# IDE fürs smartphone



## Endymion (28. Jul 2011)

Ich würde mal gerne wissen, ob es auch IDEs gibt, die man vom Smartphone aus benutzen kann.


----------



## Wildcard (28. Jul 2011)

Dürfte Schwierig werden (nicht nur die Bedienung). Es gibt zwar eRCP, also Eclipse RCP für Embedded Devices, aber ich bezweifle das man darauf out-of-the-box JDT laufen lassen kann


----------



## TheDarkRose (28. Jul 2011)

Ich bezweifle eher ob das überhaupt was bringen sollte,


----------



## b1zarRe (26. Aug 2011)

Sonst jemand vielleicht news zu dem thema? Habe wenn ich zur uni fahre, laengerer weg, auch immer mein smartphone dabei und waere cool waehrend der fahrt kleinere methoden zu programmieren...


----------



## Gast2 (26. Aug 2011)

Also ich weiss ja nicht. Kann mir schöneres vorstellen als mir auf meinem Smartphone einen abzumurksen ^^


----------



## b1zarRe (26. Aug 2011)

gibt es als app:
Ideone.com | Online IDE & Debugging Tool >> C/C++, Java, PHP, Python, Perl and 40+ compilers and intepreters


----------



## BlackViruZ (2. Sep 2011)

b1zarRe hat gesagt.:


> gibt es als app:
> Ideone.com | Online IDE & Debugging Tool >> C/C++, Java, PHP, Python, Perl and 40+ compilers and intepreters



Was gibt es denn nicht als App?
Woah programmieren auf dem pocket pc... horror


----------

**Erfasste Datensätze**.
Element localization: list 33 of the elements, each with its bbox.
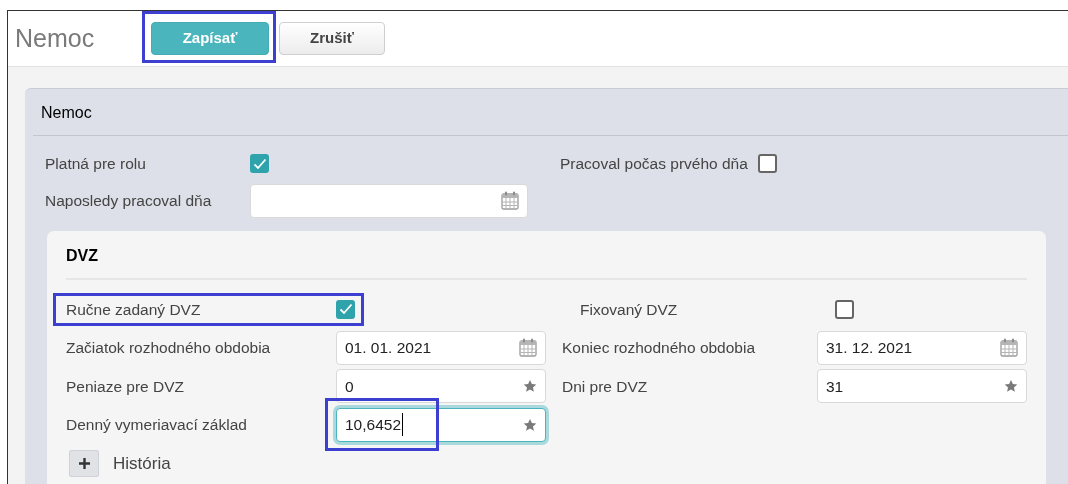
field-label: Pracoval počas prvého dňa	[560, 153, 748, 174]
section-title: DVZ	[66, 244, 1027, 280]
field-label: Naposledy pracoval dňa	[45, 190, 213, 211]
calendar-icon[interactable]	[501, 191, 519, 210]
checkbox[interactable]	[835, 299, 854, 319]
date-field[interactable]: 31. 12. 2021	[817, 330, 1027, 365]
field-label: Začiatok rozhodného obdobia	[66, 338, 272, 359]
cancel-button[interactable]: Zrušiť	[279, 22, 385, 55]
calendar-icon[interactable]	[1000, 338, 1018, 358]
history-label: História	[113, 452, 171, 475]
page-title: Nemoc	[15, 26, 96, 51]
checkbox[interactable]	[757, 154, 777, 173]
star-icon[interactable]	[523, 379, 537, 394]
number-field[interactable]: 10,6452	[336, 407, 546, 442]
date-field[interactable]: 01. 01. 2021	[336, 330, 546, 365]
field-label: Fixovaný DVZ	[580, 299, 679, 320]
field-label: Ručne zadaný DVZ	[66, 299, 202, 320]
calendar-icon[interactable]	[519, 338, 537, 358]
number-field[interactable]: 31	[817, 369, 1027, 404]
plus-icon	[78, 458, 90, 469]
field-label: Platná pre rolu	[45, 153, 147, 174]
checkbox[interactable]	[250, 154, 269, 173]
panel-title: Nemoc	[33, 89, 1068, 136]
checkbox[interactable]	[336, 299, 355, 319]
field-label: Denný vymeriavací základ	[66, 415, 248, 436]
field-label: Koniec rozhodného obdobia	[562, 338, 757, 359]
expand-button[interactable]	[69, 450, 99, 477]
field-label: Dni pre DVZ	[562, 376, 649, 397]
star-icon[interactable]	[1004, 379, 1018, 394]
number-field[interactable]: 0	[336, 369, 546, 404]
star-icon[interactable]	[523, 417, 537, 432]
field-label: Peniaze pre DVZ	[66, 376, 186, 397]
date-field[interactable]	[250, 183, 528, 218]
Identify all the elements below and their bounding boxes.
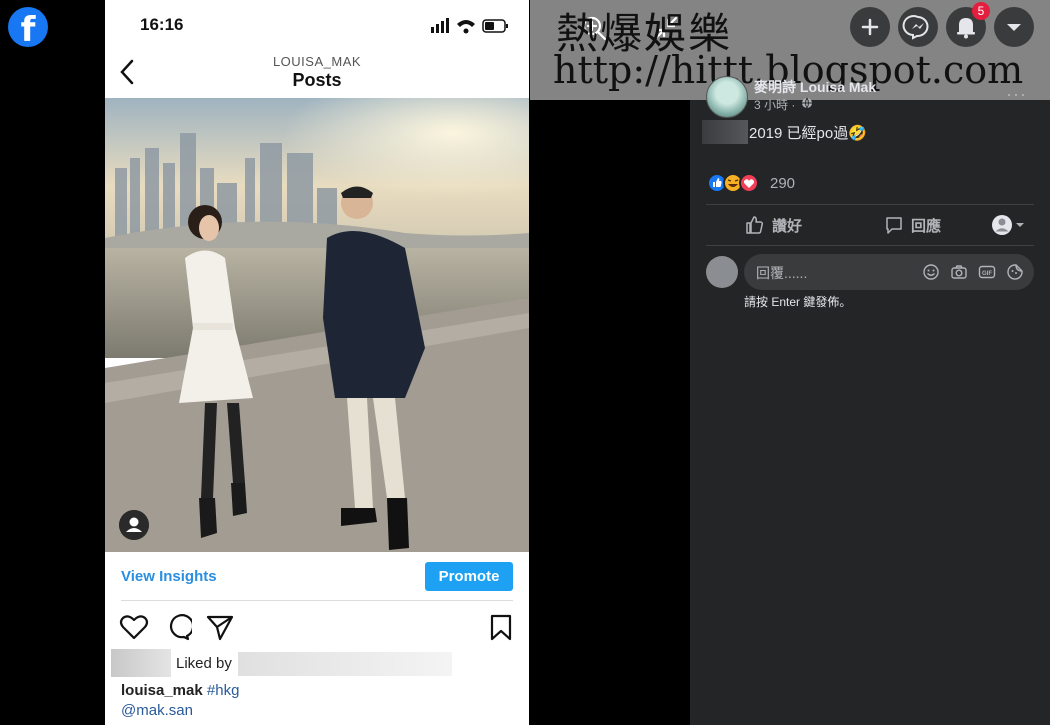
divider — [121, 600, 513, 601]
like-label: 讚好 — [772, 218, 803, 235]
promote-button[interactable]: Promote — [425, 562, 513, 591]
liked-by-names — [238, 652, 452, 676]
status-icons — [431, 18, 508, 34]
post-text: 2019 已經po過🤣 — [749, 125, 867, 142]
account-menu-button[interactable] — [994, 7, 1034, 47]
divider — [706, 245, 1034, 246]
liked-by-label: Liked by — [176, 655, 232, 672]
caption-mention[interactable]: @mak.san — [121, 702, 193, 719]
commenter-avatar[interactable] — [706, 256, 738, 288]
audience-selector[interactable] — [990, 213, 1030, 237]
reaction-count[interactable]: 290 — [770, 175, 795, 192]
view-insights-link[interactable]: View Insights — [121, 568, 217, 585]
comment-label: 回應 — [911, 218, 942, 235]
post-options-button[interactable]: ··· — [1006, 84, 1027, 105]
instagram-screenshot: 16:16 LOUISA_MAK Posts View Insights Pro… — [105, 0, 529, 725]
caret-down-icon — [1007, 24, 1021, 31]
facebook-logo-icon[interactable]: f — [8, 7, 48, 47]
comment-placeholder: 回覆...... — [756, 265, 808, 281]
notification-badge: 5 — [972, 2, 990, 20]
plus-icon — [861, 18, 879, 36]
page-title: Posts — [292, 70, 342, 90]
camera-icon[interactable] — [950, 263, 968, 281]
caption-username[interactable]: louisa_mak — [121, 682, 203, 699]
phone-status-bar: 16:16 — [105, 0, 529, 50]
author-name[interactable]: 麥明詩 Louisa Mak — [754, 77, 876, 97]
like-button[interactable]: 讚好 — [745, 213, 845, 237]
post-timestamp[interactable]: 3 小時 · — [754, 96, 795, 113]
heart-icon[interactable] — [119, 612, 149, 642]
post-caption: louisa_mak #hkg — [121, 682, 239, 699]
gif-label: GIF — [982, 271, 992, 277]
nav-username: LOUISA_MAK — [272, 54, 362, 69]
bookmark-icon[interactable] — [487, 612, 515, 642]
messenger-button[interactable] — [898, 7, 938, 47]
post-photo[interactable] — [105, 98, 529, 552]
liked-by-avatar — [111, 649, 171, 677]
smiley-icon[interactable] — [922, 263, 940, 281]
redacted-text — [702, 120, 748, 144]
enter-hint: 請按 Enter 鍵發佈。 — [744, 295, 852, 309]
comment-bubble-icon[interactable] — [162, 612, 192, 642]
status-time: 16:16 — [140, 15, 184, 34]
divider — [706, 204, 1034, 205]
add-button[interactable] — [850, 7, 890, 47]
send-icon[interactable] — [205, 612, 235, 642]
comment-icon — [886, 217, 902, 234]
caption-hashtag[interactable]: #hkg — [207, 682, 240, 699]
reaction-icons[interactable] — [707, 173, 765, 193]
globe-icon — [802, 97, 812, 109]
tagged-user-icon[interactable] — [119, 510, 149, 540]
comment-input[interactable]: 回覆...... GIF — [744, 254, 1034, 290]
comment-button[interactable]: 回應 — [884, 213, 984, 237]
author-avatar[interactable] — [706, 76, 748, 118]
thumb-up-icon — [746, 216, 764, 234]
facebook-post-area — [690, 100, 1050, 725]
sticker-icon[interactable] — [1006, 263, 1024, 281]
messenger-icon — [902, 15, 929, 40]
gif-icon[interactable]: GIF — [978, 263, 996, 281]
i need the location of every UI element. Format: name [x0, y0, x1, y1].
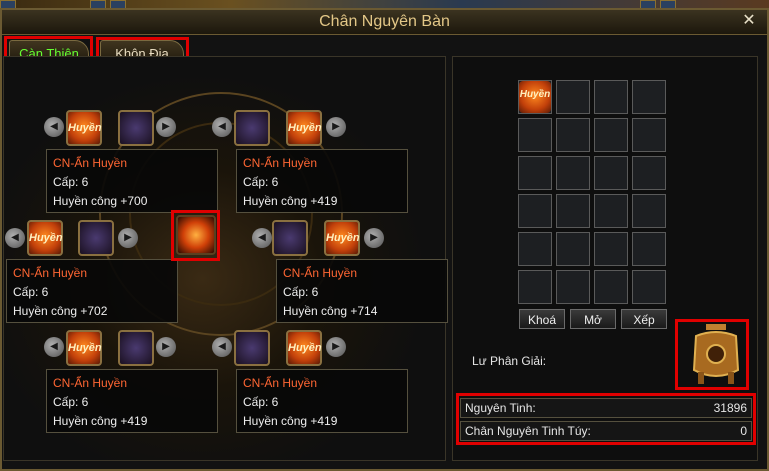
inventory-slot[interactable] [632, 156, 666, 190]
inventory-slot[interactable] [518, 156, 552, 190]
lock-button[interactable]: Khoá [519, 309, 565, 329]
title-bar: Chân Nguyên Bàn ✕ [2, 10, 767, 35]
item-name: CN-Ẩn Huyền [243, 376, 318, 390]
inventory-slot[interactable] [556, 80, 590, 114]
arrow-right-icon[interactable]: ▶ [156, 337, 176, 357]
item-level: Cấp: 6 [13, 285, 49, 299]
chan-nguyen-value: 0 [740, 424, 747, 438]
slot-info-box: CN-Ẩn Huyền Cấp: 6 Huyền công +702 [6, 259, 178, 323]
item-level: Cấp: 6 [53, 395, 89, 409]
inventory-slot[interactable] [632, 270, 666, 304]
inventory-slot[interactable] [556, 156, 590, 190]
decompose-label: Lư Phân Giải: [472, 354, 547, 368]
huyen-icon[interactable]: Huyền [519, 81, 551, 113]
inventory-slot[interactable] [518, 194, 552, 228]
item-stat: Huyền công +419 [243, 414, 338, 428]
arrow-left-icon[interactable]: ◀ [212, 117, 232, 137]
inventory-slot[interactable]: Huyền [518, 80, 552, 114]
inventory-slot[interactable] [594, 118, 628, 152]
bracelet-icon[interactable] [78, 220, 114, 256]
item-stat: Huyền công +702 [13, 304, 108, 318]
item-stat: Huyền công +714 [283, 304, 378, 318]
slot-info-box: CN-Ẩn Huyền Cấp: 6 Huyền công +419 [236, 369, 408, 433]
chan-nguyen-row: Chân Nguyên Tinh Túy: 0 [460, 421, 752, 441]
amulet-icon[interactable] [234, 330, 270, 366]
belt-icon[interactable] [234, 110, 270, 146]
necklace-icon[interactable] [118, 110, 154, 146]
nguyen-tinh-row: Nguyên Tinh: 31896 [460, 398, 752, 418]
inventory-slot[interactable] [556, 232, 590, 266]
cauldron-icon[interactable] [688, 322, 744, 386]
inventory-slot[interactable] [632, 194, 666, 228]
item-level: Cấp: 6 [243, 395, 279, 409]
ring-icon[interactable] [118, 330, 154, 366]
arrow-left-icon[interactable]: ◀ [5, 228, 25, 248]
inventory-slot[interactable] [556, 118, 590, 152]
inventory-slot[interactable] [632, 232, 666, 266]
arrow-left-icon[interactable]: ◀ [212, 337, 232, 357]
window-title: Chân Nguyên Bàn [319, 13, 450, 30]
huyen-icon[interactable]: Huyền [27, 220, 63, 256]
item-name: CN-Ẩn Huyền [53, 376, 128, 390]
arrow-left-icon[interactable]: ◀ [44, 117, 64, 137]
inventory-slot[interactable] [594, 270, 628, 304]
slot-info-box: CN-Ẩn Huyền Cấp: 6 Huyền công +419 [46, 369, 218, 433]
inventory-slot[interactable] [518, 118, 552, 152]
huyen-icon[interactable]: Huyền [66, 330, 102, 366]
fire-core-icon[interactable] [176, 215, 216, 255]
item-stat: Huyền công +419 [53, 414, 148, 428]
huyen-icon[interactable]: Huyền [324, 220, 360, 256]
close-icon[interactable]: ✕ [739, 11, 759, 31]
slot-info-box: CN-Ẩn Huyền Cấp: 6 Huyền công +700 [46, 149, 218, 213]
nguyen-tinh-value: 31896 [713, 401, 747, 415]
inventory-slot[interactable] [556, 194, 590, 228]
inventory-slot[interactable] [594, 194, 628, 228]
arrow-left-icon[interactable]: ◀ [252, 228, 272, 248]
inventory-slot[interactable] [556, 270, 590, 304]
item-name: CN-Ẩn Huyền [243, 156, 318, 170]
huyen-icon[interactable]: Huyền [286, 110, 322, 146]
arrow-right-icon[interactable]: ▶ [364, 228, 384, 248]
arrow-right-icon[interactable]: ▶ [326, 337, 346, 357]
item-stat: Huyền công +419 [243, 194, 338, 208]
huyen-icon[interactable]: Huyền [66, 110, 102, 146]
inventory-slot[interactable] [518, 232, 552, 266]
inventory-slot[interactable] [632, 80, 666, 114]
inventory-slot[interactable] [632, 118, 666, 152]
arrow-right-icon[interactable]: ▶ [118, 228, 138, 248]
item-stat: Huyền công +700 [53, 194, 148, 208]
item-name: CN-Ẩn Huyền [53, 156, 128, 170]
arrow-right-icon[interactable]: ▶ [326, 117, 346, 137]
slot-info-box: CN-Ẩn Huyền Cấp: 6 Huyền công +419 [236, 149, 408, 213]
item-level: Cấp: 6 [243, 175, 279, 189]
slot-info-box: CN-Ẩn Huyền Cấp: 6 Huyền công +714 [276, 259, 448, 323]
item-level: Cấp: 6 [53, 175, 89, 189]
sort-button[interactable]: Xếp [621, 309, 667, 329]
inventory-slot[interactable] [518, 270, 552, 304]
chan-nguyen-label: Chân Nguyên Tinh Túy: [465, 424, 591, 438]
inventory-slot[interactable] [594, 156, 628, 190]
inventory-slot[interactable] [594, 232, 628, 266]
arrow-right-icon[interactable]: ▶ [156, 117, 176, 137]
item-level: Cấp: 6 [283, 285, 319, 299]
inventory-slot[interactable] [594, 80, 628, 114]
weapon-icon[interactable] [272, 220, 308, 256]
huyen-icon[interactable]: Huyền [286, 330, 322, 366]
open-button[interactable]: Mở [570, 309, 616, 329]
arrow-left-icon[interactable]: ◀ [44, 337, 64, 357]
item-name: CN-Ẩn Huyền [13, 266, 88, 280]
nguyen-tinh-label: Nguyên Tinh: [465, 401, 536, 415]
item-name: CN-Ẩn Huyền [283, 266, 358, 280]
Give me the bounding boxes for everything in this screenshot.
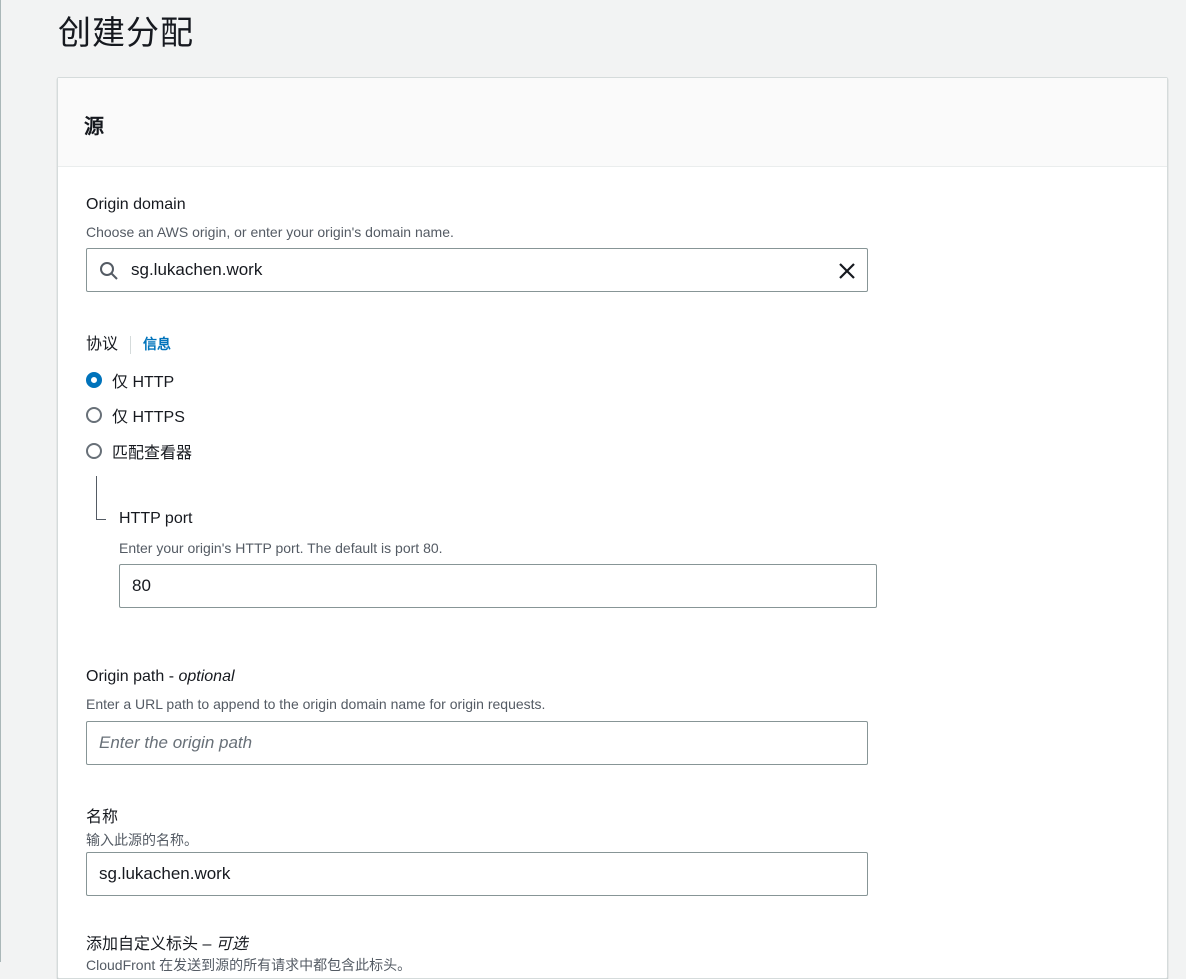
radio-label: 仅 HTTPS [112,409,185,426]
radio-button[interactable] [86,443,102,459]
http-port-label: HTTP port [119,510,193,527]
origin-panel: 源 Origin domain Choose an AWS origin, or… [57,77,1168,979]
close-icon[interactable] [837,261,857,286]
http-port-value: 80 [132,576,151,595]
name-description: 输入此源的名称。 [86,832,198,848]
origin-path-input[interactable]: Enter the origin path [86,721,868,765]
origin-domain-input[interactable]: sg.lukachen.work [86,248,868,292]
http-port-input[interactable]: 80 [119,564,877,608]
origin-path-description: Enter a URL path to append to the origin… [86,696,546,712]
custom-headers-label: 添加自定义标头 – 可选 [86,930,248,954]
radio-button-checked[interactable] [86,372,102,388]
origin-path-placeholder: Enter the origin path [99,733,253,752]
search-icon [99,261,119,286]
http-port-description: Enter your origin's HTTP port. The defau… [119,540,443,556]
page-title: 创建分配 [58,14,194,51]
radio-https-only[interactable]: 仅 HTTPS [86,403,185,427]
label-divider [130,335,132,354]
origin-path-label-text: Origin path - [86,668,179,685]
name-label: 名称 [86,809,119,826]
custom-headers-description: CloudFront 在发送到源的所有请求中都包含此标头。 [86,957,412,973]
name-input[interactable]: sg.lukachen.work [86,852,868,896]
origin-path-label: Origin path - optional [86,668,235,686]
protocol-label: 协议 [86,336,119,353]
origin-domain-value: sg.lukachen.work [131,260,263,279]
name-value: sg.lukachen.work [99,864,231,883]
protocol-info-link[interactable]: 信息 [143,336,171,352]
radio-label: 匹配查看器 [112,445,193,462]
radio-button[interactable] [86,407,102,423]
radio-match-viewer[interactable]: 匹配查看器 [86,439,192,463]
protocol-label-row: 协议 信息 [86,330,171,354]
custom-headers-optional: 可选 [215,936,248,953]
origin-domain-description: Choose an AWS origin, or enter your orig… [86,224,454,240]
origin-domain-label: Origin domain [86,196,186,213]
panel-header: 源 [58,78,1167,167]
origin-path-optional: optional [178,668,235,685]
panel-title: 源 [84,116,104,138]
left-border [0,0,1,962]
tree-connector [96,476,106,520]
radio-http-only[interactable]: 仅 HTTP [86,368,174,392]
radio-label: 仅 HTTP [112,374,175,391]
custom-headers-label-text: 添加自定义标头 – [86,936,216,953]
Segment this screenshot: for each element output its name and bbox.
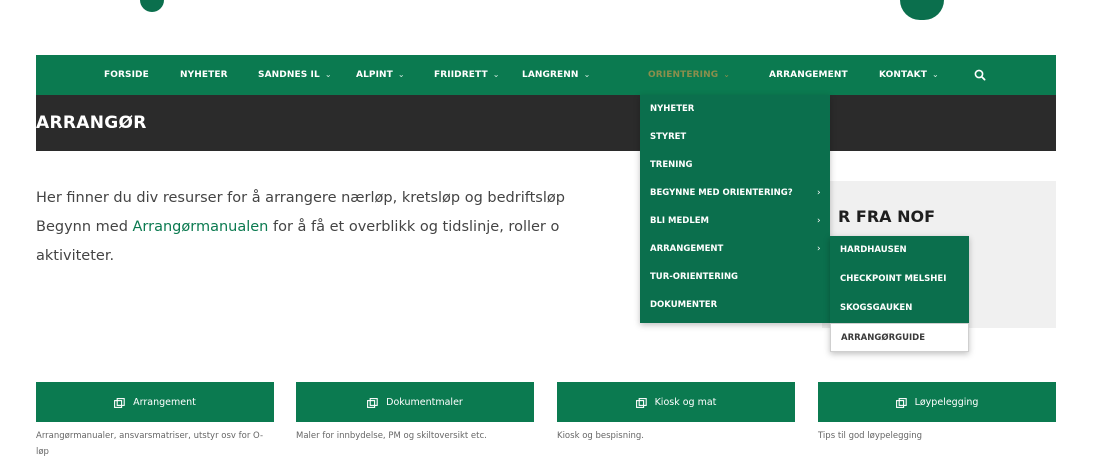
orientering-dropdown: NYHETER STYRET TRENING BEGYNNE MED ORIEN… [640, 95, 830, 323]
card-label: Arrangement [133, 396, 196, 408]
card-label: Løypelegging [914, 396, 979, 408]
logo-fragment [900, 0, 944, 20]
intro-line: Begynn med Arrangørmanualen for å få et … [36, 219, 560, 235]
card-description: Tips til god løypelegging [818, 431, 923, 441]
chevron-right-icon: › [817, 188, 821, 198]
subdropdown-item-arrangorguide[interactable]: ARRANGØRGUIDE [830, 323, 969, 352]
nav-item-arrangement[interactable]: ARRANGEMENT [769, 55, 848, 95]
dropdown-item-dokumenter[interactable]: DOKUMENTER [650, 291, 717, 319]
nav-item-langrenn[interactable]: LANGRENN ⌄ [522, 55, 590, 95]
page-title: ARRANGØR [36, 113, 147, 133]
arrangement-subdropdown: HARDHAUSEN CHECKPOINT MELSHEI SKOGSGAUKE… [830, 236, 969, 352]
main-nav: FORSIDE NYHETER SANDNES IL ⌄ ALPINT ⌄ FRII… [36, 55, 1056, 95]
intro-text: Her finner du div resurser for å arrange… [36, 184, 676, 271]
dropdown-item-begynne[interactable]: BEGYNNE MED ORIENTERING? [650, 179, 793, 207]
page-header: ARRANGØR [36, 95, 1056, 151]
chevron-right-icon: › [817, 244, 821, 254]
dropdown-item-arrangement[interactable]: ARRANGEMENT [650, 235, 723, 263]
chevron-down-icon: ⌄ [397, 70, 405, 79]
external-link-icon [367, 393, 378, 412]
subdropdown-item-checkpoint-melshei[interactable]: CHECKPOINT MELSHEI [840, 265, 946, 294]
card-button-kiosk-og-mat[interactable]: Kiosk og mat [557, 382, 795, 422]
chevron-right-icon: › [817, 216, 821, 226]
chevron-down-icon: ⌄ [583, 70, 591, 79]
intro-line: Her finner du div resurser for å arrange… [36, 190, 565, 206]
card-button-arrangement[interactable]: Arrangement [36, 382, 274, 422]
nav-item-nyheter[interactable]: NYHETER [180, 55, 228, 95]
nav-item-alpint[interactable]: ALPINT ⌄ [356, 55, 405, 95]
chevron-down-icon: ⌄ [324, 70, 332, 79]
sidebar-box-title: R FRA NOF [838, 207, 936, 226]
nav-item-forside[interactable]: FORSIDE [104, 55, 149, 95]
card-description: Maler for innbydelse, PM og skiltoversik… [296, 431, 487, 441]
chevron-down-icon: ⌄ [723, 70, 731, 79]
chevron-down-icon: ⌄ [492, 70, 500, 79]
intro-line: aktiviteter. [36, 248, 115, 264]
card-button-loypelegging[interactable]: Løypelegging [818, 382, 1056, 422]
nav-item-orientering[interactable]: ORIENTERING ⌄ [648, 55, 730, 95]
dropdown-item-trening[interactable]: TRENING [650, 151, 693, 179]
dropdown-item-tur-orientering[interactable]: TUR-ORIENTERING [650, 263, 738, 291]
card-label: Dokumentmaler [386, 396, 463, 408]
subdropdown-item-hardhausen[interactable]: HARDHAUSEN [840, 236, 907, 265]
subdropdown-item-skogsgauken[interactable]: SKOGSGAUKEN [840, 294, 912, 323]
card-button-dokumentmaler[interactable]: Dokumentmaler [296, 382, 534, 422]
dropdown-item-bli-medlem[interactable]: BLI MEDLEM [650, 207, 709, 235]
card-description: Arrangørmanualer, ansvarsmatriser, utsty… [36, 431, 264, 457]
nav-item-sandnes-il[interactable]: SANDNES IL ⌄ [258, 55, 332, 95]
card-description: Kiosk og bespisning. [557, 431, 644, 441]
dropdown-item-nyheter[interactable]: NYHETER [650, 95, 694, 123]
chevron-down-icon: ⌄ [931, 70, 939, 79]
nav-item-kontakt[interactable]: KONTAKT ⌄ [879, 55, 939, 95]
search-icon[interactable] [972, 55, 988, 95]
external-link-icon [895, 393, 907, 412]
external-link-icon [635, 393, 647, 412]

**Pflichtaufgabe**. Bei welcher Gelegenheit möchte b1zarRe laut dem Lesetext auf dem Smartphone kleinere Methoden programmieren? Die Datensätze stammen aus einer anderen Quelle als der Lesetext.

**Vollständige Antwort**. Während der längeren Fahrt zur Uni.